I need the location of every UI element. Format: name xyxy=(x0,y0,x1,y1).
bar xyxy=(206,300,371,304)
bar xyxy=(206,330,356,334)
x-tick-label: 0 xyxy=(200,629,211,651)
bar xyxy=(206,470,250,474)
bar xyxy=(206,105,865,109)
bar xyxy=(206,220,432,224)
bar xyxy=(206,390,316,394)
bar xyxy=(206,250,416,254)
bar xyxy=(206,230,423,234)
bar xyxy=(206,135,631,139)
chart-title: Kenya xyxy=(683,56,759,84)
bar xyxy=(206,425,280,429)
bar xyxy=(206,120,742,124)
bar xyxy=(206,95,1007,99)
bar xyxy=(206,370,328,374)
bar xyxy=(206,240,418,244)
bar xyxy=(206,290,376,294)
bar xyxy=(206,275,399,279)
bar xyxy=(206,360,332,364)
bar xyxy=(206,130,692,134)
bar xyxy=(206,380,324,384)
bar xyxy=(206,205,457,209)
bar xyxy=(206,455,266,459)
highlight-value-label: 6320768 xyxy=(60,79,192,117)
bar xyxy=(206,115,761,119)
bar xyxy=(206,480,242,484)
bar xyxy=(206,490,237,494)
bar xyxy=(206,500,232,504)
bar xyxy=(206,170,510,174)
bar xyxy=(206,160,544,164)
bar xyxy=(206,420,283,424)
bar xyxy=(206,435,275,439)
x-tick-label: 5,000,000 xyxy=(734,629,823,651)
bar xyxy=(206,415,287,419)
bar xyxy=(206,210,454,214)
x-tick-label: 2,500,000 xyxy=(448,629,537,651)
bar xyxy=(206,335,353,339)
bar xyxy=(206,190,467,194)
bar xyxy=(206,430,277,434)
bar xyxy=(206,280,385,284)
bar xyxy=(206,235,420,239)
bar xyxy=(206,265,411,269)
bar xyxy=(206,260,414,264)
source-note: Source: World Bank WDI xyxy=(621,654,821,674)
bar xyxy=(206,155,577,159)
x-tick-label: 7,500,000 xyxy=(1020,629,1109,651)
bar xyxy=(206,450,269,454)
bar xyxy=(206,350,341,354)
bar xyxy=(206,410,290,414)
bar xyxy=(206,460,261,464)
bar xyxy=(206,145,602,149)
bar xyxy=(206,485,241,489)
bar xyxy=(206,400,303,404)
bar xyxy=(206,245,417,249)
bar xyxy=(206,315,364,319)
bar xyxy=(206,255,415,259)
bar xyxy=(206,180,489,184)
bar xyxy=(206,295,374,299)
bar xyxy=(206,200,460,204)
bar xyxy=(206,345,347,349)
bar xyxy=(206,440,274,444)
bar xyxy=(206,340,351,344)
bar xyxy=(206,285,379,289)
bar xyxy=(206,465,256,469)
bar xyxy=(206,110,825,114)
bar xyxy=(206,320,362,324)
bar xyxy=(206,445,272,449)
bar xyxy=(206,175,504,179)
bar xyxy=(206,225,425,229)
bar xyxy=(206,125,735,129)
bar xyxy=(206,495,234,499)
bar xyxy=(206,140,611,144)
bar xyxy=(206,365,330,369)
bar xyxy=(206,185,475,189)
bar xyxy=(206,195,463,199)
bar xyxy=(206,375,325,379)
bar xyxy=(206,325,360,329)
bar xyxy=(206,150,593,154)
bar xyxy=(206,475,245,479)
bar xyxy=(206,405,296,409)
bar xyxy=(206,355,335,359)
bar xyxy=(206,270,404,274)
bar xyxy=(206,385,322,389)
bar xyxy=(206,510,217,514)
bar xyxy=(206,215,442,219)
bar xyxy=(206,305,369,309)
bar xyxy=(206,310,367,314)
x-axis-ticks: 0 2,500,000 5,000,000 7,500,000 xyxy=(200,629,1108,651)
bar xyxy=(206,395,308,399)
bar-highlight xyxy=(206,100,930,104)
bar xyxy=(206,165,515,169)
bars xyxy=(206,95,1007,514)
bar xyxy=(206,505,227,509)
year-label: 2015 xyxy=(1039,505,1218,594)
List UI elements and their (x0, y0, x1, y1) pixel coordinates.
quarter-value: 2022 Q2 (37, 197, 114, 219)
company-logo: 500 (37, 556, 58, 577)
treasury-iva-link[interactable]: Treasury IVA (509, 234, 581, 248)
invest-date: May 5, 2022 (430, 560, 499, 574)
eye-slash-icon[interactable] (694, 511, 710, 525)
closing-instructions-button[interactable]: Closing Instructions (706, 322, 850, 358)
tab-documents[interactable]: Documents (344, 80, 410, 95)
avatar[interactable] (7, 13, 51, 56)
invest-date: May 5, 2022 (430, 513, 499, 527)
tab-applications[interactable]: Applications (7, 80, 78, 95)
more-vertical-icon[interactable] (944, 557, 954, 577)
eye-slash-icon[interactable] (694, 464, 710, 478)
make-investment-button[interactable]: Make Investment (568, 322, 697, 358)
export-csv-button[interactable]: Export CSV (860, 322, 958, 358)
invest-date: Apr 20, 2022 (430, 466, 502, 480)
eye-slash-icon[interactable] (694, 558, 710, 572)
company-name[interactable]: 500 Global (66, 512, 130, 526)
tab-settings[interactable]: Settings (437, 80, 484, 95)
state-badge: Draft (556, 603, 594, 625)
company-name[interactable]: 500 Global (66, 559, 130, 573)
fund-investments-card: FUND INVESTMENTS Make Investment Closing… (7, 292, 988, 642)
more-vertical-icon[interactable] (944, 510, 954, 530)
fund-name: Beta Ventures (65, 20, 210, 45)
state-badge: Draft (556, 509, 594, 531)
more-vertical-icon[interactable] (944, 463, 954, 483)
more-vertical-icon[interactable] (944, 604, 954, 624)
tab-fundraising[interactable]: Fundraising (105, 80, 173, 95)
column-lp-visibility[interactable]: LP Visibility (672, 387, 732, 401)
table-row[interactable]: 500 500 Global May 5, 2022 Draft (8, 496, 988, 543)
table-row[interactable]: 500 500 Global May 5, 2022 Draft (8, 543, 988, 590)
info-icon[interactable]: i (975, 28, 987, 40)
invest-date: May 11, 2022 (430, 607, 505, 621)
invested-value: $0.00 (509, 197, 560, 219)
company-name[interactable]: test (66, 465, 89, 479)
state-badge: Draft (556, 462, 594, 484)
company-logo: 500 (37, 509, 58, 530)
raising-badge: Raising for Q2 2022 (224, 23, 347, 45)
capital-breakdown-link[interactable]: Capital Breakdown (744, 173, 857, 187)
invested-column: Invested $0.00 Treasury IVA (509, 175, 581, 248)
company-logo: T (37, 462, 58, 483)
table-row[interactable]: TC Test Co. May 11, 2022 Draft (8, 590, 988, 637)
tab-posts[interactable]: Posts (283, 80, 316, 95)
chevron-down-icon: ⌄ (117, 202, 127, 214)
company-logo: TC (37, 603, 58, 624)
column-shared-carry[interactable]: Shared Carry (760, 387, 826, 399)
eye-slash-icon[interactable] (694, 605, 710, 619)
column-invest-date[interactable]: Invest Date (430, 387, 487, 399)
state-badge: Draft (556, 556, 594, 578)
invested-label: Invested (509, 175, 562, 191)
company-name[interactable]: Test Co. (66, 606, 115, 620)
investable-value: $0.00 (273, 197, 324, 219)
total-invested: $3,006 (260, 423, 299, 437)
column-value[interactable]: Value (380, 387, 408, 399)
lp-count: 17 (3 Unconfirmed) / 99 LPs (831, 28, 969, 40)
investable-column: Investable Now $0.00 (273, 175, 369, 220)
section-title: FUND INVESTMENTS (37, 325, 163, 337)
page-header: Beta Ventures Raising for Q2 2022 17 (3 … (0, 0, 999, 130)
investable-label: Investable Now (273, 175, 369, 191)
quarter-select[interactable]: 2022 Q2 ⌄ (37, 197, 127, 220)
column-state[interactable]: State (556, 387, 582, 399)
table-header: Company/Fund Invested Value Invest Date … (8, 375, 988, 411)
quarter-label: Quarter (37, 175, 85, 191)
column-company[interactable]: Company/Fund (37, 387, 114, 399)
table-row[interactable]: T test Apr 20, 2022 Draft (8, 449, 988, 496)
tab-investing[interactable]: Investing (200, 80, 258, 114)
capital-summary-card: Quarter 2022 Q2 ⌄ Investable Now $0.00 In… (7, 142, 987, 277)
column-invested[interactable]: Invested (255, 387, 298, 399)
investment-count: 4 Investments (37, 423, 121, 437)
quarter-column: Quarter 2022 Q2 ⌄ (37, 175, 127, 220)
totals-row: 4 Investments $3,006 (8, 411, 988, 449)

PROBLEM DETAILS: Can you render the material from its very first line through the line containing "bar xyxy=(206,240,418,244)", both included, as a JSON list of strings with one string per line and blank lines omitted?

RESULT OF THIS EXERCISE:
[
  "I need the location of every UI element. Format: name xyxy=(x0,y0,x1,y1).",
  "bar xyxy=(206,300,371,304)",
  "bar xyxy=(206,330,356,334)",
  "x-tick-label: 0 xyxy=(200,629,211,651)",
  "bar xyxy=(206,470,250,474)",
  "bar xyxy=(206,105,865,109)",
  "bar xyxy=(206,220,432,224)",
  "bar xyxy=(206,390,316,394)",
  "bar xyxy=(206,250,416,254)",
  "bar xyxy=(206,230,423,234)",
  "bar xyxy=(206,135,631,139)",
  "chart-title: Kenya xyxy=(683,56,759,84)",
  "bar xyxy=(206,425,280,429)",
  "bar xyxy=(206,120,742,124)",
  "bar xyxy=(206,95,1007,99)",
  "bar xyxy=(206,370,328,374)",
  "bar xyxy=(206,240,418,244)"
]